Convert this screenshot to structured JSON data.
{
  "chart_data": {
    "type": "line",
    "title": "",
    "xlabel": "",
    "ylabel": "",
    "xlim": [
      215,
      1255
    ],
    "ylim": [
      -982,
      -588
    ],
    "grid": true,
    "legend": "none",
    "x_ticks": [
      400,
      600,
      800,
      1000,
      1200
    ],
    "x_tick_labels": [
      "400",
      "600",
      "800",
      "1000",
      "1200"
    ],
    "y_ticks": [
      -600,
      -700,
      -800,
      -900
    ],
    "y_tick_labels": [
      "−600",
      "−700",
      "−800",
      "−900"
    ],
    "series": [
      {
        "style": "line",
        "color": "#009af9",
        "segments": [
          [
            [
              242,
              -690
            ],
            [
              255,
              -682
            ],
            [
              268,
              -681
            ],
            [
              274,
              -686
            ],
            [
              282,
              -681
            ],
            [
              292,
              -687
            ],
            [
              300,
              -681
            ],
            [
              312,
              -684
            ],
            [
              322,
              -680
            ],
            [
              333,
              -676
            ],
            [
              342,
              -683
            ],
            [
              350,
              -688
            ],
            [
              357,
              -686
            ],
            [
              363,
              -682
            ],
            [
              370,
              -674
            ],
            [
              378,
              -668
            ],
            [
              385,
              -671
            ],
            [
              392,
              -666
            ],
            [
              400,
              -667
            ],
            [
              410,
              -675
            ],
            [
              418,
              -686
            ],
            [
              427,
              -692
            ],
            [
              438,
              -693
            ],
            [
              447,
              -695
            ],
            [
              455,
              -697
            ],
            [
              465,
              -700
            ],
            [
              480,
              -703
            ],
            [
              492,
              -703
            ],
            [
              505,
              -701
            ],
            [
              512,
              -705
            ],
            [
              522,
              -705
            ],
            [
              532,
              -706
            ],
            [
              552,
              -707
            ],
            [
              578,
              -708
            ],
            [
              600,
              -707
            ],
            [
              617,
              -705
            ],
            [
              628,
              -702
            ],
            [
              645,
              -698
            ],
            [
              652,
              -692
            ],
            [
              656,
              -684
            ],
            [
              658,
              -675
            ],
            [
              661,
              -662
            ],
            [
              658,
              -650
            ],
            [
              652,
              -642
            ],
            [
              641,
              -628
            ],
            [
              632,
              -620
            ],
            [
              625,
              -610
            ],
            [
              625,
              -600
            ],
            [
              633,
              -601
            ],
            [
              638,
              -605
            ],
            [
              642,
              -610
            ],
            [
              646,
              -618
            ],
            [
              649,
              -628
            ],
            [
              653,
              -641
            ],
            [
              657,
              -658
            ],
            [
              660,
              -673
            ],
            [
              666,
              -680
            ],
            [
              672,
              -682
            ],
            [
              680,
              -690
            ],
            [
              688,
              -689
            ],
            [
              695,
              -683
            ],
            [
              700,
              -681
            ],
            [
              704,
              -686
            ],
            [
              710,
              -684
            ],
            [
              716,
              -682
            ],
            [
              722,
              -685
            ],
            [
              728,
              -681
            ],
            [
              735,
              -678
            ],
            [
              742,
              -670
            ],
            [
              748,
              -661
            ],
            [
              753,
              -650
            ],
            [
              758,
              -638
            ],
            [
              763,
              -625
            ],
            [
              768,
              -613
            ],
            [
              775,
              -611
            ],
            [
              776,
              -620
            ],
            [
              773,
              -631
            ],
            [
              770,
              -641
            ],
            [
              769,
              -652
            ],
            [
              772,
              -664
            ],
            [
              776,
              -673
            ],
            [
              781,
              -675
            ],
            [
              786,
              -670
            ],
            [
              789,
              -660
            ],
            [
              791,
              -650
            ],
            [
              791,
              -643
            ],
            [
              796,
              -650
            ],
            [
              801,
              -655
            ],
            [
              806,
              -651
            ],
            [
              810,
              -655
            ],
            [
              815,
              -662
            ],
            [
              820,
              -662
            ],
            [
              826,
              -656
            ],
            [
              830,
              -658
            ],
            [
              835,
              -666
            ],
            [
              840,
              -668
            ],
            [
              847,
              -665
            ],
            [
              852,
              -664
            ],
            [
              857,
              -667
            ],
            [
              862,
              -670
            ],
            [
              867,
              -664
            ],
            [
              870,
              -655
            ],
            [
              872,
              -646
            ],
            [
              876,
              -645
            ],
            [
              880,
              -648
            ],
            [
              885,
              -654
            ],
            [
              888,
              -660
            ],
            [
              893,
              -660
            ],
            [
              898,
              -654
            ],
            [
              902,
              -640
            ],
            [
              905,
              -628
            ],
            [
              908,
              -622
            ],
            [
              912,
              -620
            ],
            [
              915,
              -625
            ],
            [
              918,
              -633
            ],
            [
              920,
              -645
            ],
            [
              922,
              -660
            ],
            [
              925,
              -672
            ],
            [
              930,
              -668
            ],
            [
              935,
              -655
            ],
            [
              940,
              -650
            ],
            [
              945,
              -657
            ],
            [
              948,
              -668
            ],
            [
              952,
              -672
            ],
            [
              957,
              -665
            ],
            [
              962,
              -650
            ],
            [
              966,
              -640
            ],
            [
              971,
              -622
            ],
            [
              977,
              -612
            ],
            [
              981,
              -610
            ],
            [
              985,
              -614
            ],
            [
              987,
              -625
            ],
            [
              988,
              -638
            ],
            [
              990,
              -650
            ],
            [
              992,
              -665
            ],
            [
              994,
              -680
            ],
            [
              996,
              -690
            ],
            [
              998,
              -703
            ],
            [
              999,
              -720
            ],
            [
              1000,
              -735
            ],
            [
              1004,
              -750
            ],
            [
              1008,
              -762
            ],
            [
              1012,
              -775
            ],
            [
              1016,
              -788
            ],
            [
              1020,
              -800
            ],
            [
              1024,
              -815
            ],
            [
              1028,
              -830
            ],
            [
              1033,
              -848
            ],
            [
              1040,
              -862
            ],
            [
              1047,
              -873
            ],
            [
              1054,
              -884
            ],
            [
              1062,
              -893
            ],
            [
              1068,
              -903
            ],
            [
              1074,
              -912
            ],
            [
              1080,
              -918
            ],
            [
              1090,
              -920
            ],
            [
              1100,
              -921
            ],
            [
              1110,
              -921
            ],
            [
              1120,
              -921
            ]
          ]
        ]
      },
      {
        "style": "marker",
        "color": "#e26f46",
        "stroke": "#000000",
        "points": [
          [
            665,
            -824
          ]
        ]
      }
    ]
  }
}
§ §
_Exercise goal:_
Every entry must be output again, exactly as written above.

_Solution for this task:_
Convert this screenshot to structured JSON data.
{
  "chart_data": {
    "type": "line",
    "title": "",
    "xlabel": "",
    "ylabel": "",
    "xlim": [
      215,
      1255
    ],
    "ylim": [
      -982,
      -588
    ],
    "grid": true,
    "legend": "none",
    "x_ticks": [
      400,
      600,
      800,
      1000,
      1200
    ],
    "x_tick_labels": [
      "400",
      "600",
      "800",
      "1000",
      "1200"
    ],
    "y_ticks": [
      -600,
      -700,
      -800,
      -900
    ],
    "y_tick_labels": [
      "−600",
      "−700",
      "−800",
      "−900"
    ],
    "series": [
      {
        "style": "line",
        "color": "#009af9",
        "segments": [
          [
            [
              242,
              -690
            ],
            [
              255,
              -682
            ],
            [
              268,
              -681
            ],
            [
              274,
              -686
            ],
            [
              282,
              -681
            ],
            [
              292,
              -687
            ],
            [
              300,
              -681
            ],
            [
              312,
              -684
            ],
            [
              322,
              -680
            ],
            [
              333,
              -676
            ],
            [
              342,
              -683
            ],
            [
              350,
              -688
            ],
            [
              357,
              -686
            ],
            [
              363,
              -682
            ],
            [
              370,
              -674
            ],
            [
              378,
              -668
            ],
            [
              385,
              -671
            ],
            [
              392,
              -666
            ],
            [
              400,
              -667
            ],
            [
              410,
              -675
            ],
            [
              418,
              -686
            ],
            [
              427,
              -692
            ],
            [
              438,
              -693
            ],
            [
              447,
              -695
            ],
            [
              455,
              -697
            ],
            [
              465,
              -700
            ],
            [
              480,
              -703
            ],
            [
              492,
              -703
            ],
            [
              505,
              -701
            ],
            [
              512,
              -705
            ],
            [
              522,
              -705
            ],
            [
              532,
              -706
            ],
            [
              552,
              -707
            ],
            [
              578,
              -708
            ],
            [
              600,
              -707
            ],
            [
              617,
              -705
            ],
            [
              628,
              -702
            ],
            [
              645,
              -698
            ],
            [
              652,
              -692
            ],
            [
              656,
              -684
            ],
            [
              658,
              -675
            ],
            [
              661,
              -662
            ],
            [
              658,
              -650
            ],
            [
              652,
              -642
            ],
            [
              641,
              -628
            ],
            [
              632,
              -620
            ],
            [
              625,
              -610
            ],
            [
              625,
              -600
            ],
            [
              633,
              -601
            ],
            [
              638,
              -605
            ],
            [
              642,
              -610
            ],
            [
              646,
              -618
            ],
            [
              649,
              -628
            ],
            [
              653,
              -641
            ],
            [
              657,
              -658
            ],
            [
              660,
              -673
            ],
            [
              666,
              -680
            ],
            [
              672,
              -682
            ],
            [
              680,
              -690
            ],
            [
              688,
              -689
            ],
            [
              695,
              -683
            ],
            [
              700,
              -681
            ],
            [
              704,
              -686
            ],
            [
              710,
              -684
            ],
            [
              716,
              -682
            ],
            [
              722,
              -685
            ],
            [
              728,
              -681
            ],
            [
              735,
              -678
            ],
            [
              742,
              -670
            ],
            [
              748,
              -661
            ],
            [
              753,
              -650
            ],
            [
              758,
              -638
            ],
            [
              763,
              -625
            ],
            [
              768,
              -613
            ],
            [
              775,
              -611
            ],
            [
              776,
              -620
            ],
            [
              773,
              -631
            ],
            [
              770,
              -641
            ],
            [
              769,
              -652
            ],
            [
              772,
              -664
            ],
            [
              776,
              -673
            ],
            [
              781,
              -675
            ],
            [
              786,
              -670
            ],
            [
              789,
              -660
            ],
            [
              791,
              -650
            ],
            [
              791,
              -643
            ],
            [
              796,
              -650
            ],
            [
              801,
              -655
            ],
            [
              806,
              -651
            ],
            [
              810,
              -655
            ],
            [
              815,
              -662
            ],
            [
              820,
              -662
            ],
            [
              826,
              -656
            ],
            [
              830,
              -658
            ],
            [
              835,
              -666
            ],
            [
              840,
              -668
            ],
            [
              847,
              -665
            ],
            [
              852,
              -664
            ],
            [
              857,
              -667
            ],
            [
              862,
              -670
            ],
            [
              867,
              -664
            ],
            [
              870,
              -655
            ],
            [
              872,
              -646
            ],
            [
              876,
              -645
            ],
            [
              880,
              -648
            ],
            [
              885,
              -654
            ],
            [
              888,
              -660
            ],
            [
              893,
              -660
            ],
            [
              898,
              -654
            ],
            [
              902,
              -640
            ],
            [
              905,
              -628
            ],
            [
              908,
              -622
            ],
            [
              912,
              -620
            ],
            [
              915,
              -625
            ],
            [
              918,
              -633
            ],
            [
              920,
              -645
            ],
            [
              922,
              -660
            ],
            [
              925,
              -672
            ],
            [
              930,
              -668
            ],
            [
              935,
              -655
            ],
            [
              940,
              -650
            ],
            [
              945,
              -657
            ],
            [
              948,
              -668
            ],
            [
              952,
              -672
            ],
            [
              957,
              -665
            ],
            [
              962,
              -650
            ],
            [
              966,
              -640
            ],
            [
              971,
              -622
            ],
            [
              977,
              -612
            ],
            [
              981,
              -610
            ],
            [
              985,
              -614
            ],
            [
              987,
              -625
            ],
            [
              988,
              -638
            ],
            [
              990,
              -650
            ],
            [
              992,
              -665
            ],
            [
              994,
              -680
            ],
            [
              996,
              -690
            ],
            [
              998,
              -703
            ],
            [
              999,
              -720
            ],
            [
              1000,
              -735
            ],
            [
              1004,
              -750
            ],
            [
              1008,
              -762
            ],
            [
              1012,
              -775
            ],
            [
              1016,
              -788
            ],
            [
              1020,
              -800
            ],
            [
              1024,
              -815
            ],
            [
              1028,
              -830
            ],
            [
              1033,
              -848
            ],
            [
              1040,
              -862
            ],
            [
              1047,
              -873
            ],
            [
              1054,
              -884
            ],
            [
              1062,
              -893
            ],
            [
              1068,
              -903
            ],
            [
              1074,
              -912
            ],
            [
              1080,
              -918
            ],
            [
              1090,
              -920
            ],
            [
              1100,
              -921
            ],
            [
              1110,
              -921
            ],
            [
              1120,
              -921
            ]
          ]
        ]
      },
      {
        "style": "marker",
        "color": "#e26f46",
        "stroke": "#000000",
        "points": [
          [
            665,
            -824
          ]
        ]
      }
    ]
  }
}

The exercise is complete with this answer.